[RECORDS PROVIDED]:
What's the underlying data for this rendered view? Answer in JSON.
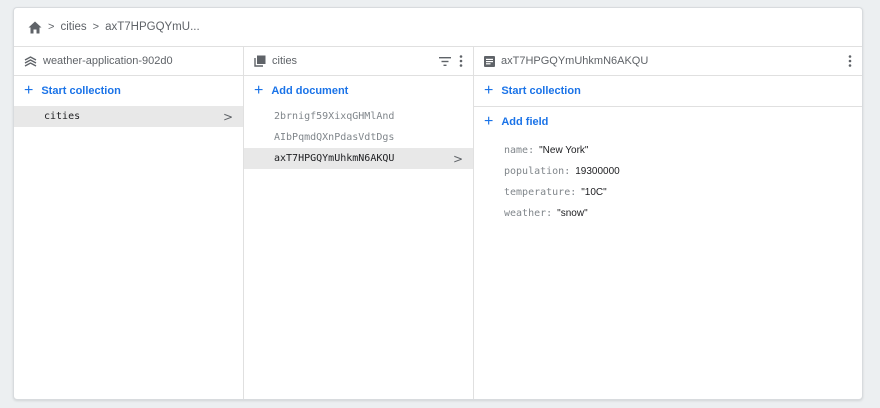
{
  "breadcrumb": {
    "home_icon": "home-icon",
    "items": [
      "cities",
      "axT7HPGQYmU..."
    ]
  },
  "pane_root": {
    "title": "weather-application-902d0",
    "icon": "firestore-icon",
    "start_collection_label": "Start collection",
    "items": [
      {
        "label": "cities",
        "selected": true
      }
    ]
  },
  "pane_collection": {
    "title": "cities",
    "icon": "collection-icon",
    "add_document_label": "Add document",
    "items": [
      {
        "label": "2brnigf59XixqGHMlAnd",
        "selected": false
      },
      {
        "label": "AIbPqmdQXnPdasVdtDgs",
        "selected": false
      },
      {
        "label": "axT7HPGQYmUhkmN6AKQU",
        "selected": true
      }
    ]
  },
  "pane_document": {
    "title": "axT7HPGQYmUhkmN6AKQU",
    "icon": "document-icon",
    "start_collection_label": "Start collection",
    "add_field_label": "Add field",
    "fields": [
      {
        "key": "name:",
        "value": "\"New York\""
      },
      {
        "key": "population:",
        "value": "19300000"
      },
      {
        "key": "temperature:",
        "value": "\"10C\""
      },
      {
        "key": "weather:",
        "value": "\"snow\""
      }
    ]
  },
  "colors": {
    "accent": "#1a73e8",
    "selected_bg": "#e8e8e8",
    "page_bg": "#eceff1"
  }
}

[EXERCISE]: Transcribe the records verbatim and omit the images.

[TASK RESULT]:
What's the underlying data for this rendered view? Answer in JSON.
{
  "breadcrumb": {
    "home_icon": "home-icon",
    "items": [
      "cities",
      "axT7HPGQYmU..."
    ]
  },
  "pane_root": {
    "title": "weather-application-902d0",
    "icon": "firestore-icon",
    "start_collection_label": "Start collection",
    "items": [
      {
        "label": "cities",
        "selected": true
      }
    ]
  },
  "pane_collection": {
    "title": "cities",
    "icon": "collection-icon",
    "add_document_label": "Add document",
    "items": [
      {
        "label": "2brnigf59XixqGHMlAnd",
        "selected": false
      },
      {
        "label": "AIbPqmdQXnPdasVdtDgs",
        "selected": false
      },
      {
        "label": "axT7HPGQYmUhkmN6AKQU",
        "selected": true
      }
    ]
  },
  "pane_document": {
    "title": "axT7HPGQYmUhkmN6AKQU",
    "icon": "document-icon",
    "start_collection_label": "Start collection",
    "add_field_label": "Add field",
    "fields": [
      {
        "key": "name:",
        "value": "\"New York\""
      },
      {
        "key": "population:",
        "value": "19300000"
      },
      {
        "key": "temperature:",
        "value": "\"10C\""
      },
      {
        "key": "weather:",
        "value": "\"snow\""
      }
    ]
  },
  "colors": {
    "accent": "#1a73e8",
    "selected_bg": "#e8e8e8",
    "page_bg": "#eceff1"
  }
}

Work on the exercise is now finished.